=== Tâche donnée 1 ===
Traduisez en anglais cette phrase de l'extrait sur le port de Dunkerque : « La valeur ajoutée portuaire n’a cessé de se déplacer au fil du temps. »

=== Extrait du document ===
Dans un contexte de mondialisation des échanges, le développement des zones logistiques a pris le relais des grandes zones industrialo-portuaires  nées dans les années 1960 et 1970, expliquent des chercheuses et des chercheurs de l’université du Littoral et de la Côte d’Opale dans le livre collectif La ville et ses risques. Habiter Dunkerque (ed. du Septentrion).

« La valeur ajoutée portuaire n’a cessé de se déplacer au fil du temps. Là où elle était située sur les quais jusque dans les années 1960 (stockage, manutention, négoce…), elle a été transférée vers les activités industrielles proches, laissant voir des paysages portuaires marqués par des impressions de vides et de déserts humains. À la multitude de dockers affairés autour des bateaux, se sont substitués des immenses minéraliers déchargés par des énormes grues pilotées par quelques dockers vidant leurs bennes de plusieurs dizaines de tonnes sur des convoyeurs directement reliés aux sites industriels situés en arrière. Et puis, d’autres types de fonctionnalités sont apparus avec le transmanche, qui voit les chauffeurs-routiers embarquer dès qu’ils le peuvent dans les entrailles des ferries, ou encore les terminaux à conteneurs où les immenses portiques manœuvrés par des dockers perchés à plusieurs dizaines de mètres, opèrent autour de navires immeubles de plus en plus larges, longs et hauts, pressés de quitter au plus vite le port« , peut-on lire dans cette genèse du port de Dunkerque, coécrite par Jean-Marc Joan, Christelle Méha, Anne-Peggy Hellequin et Christophe Beaurain.

=== Matériel fourni ===
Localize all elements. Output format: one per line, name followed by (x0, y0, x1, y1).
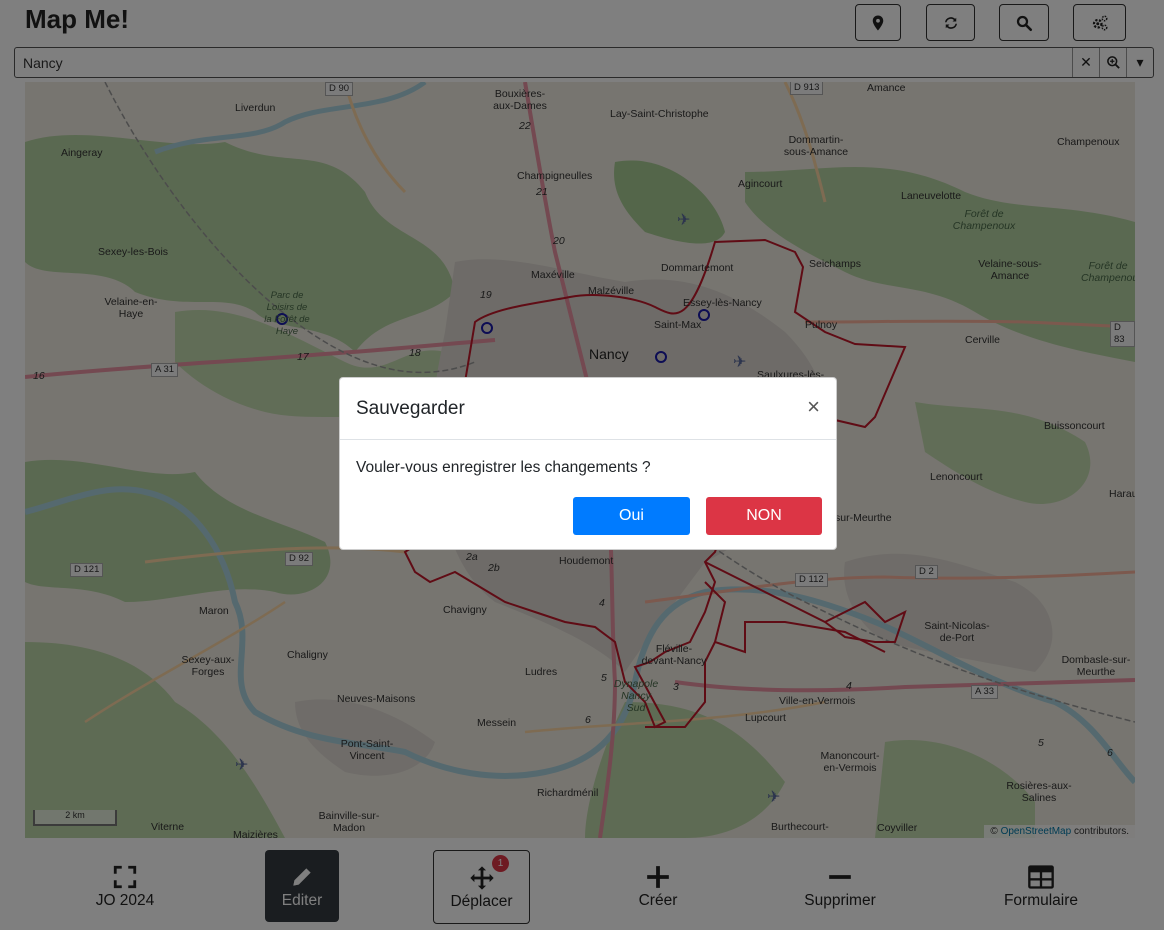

* * *

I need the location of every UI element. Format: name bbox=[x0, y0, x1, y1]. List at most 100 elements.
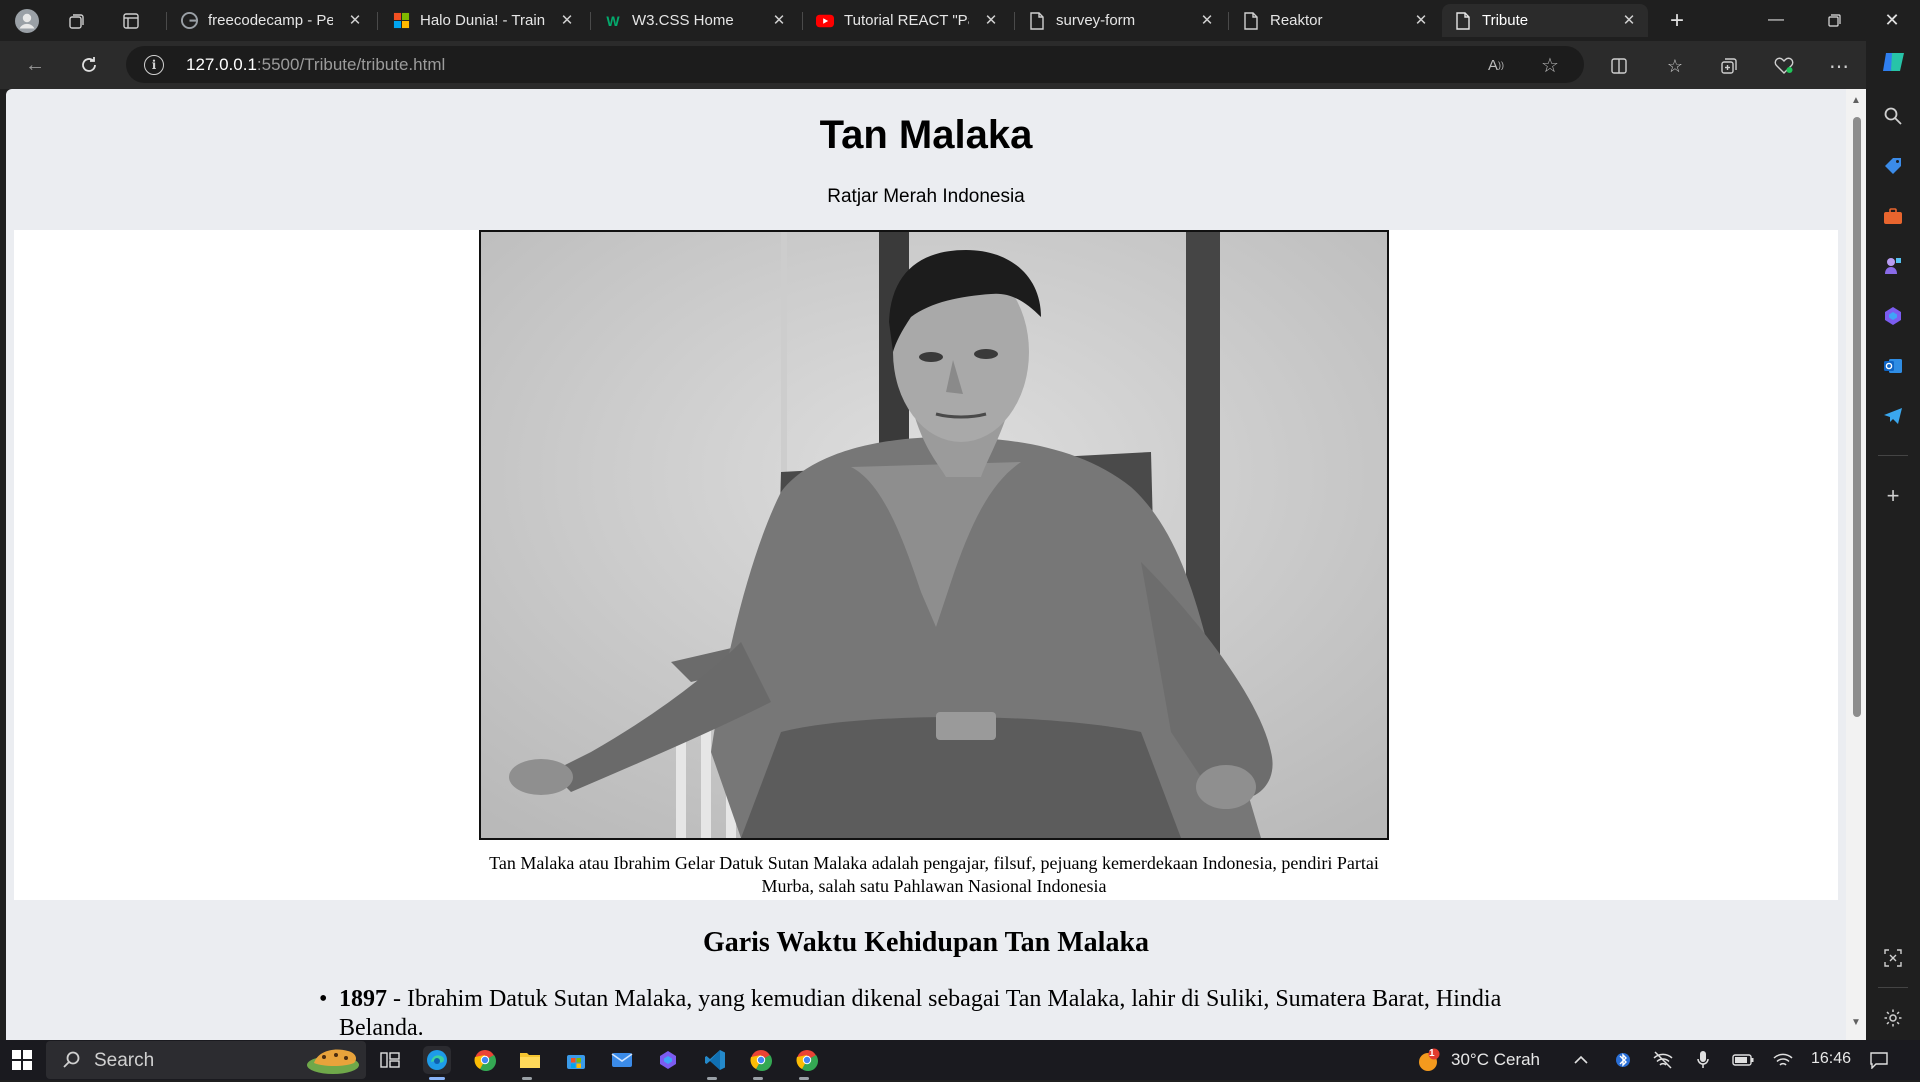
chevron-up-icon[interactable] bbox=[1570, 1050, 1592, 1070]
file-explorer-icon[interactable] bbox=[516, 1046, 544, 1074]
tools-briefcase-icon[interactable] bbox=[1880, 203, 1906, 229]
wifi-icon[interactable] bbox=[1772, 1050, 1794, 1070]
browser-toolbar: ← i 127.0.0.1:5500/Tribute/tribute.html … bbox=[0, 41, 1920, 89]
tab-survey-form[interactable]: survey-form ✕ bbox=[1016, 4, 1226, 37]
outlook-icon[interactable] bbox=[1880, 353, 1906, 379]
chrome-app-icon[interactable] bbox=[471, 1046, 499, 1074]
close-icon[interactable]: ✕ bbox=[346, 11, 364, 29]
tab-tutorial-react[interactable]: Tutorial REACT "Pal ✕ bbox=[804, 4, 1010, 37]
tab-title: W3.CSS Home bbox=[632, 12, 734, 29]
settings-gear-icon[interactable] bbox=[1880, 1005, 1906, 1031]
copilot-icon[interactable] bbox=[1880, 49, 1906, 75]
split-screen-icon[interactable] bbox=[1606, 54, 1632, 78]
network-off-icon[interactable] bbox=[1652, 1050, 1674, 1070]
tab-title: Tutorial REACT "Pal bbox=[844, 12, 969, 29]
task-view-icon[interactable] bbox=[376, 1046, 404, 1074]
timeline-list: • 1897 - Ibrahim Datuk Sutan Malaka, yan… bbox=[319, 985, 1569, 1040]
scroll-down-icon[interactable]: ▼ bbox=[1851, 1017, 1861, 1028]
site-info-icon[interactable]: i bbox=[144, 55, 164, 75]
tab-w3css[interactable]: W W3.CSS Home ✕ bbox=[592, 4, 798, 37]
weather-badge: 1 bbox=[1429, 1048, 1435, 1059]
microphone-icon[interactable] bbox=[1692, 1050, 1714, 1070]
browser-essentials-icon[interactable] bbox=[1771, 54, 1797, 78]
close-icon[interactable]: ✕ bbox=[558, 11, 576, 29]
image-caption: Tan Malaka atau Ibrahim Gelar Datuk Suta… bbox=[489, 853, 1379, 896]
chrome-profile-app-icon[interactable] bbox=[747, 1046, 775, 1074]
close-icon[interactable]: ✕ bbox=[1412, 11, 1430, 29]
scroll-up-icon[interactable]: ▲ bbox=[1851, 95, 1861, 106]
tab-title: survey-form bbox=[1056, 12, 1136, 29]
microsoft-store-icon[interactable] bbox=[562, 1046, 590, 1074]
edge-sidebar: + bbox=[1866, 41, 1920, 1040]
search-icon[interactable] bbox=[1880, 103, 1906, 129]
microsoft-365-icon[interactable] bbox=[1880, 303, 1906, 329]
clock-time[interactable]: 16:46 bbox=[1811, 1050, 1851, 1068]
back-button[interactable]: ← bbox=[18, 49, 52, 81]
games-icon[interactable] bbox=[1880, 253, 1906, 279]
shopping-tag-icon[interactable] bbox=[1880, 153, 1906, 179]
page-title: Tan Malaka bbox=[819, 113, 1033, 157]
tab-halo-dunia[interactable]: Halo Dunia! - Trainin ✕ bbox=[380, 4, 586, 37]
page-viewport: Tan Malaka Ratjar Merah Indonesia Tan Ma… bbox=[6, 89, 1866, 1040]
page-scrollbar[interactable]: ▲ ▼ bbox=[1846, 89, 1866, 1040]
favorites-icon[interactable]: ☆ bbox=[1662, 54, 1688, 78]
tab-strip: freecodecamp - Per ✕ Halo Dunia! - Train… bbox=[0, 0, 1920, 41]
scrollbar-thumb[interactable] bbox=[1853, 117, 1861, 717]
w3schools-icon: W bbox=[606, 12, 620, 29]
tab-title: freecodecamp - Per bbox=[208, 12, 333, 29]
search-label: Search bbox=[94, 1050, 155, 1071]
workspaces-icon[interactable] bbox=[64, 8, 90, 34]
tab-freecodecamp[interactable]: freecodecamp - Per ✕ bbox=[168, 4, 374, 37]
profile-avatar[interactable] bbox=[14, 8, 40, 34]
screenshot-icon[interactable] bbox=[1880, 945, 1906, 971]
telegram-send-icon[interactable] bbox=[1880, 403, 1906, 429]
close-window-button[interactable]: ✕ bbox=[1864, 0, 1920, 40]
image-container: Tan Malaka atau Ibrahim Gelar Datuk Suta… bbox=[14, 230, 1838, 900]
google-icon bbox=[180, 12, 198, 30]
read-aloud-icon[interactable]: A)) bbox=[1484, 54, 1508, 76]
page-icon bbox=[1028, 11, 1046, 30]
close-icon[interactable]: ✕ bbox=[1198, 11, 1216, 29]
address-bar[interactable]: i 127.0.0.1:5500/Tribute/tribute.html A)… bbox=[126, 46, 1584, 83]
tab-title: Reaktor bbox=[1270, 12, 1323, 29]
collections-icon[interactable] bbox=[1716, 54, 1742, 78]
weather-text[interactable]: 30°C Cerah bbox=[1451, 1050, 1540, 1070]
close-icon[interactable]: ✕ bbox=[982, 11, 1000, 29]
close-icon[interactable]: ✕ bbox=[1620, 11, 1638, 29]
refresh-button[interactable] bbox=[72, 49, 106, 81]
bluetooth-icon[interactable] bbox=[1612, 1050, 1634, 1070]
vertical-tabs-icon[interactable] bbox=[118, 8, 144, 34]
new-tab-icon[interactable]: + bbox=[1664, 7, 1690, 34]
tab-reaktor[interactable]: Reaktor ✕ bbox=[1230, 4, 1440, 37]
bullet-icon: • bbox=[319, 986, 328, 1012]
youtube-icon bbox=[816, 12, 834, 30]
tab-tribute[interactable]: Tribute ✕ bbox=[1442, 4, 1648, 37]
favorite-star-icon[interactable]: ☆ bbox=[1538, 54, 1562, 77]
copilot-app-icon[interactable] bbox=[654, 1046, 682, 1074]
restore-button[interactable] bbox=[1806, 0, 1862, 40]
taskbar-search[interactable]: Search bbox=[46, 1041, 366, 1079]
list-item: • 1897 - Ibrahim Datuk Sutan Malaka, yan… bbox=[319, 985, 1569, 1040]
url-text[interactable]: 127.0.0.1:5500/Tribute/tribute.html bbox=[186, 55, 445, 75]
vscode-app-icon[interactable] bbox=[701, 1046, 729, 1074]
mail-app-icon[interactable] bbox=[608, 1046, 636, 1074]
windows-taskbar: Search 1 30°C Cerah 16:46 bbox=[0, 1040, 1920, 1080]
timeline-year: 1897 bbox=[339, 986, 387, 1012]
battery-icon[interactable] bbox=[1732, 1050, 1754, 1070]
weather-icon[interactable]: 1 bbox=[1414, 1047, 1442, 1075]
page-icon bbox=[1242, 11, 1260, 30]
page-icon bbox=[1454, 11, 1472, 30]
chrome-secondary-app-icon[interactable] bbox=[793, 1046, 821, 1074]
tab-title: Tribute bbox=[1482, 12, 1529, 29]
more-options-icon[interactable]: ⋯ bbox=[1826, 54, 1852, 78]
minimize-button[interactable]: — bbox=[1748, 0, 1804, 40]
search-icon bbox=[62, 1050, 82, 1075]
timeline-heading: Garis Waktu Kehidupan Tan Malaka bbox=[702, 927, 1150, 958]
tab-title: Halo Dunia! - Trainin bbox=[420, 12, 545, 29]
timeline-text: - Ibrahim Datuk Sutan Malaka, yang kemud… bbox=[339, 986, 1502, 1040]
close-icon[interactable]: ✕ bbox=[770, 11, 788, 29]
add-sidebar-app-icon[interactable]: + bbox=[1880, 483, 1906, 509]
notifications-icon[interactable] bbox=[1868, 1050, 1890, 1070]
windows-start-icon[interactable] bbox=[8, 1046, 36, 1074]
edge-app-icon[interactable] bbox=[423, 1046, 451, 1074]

=== Tâche donnée 2 ===
Dans les enregistrements, remplacez "interactable" par "cliquable" de la ligne contenant "I need the location" jusqu'à la ligne contenant "wifi-icon[interactable] bbox=[1772, 1050, 1794, 1070]" incluse, puis redonnez ces lignes sans autre modification. Omettez les images.

=== Résultat 1 ===
Port added value has never stopped shifting over time.

=== Résultat 2 ===
I need the location of every UI element. Format: name bbox=[x0, y0, x1, y1]. List at most 100 elements.
chevron-up-icon[cliquable] bbox=[1570, 1050, 1592, 1070]
file-explorer-icon[cliquable] bbox=[516, 1046, 544, 1074]
tools-briefcase-icon[cliquable] bbox=[1880, 203, 1906, 229]
wifi-icon[cliquable] bbox=[1772, 1050, 1794, 1070]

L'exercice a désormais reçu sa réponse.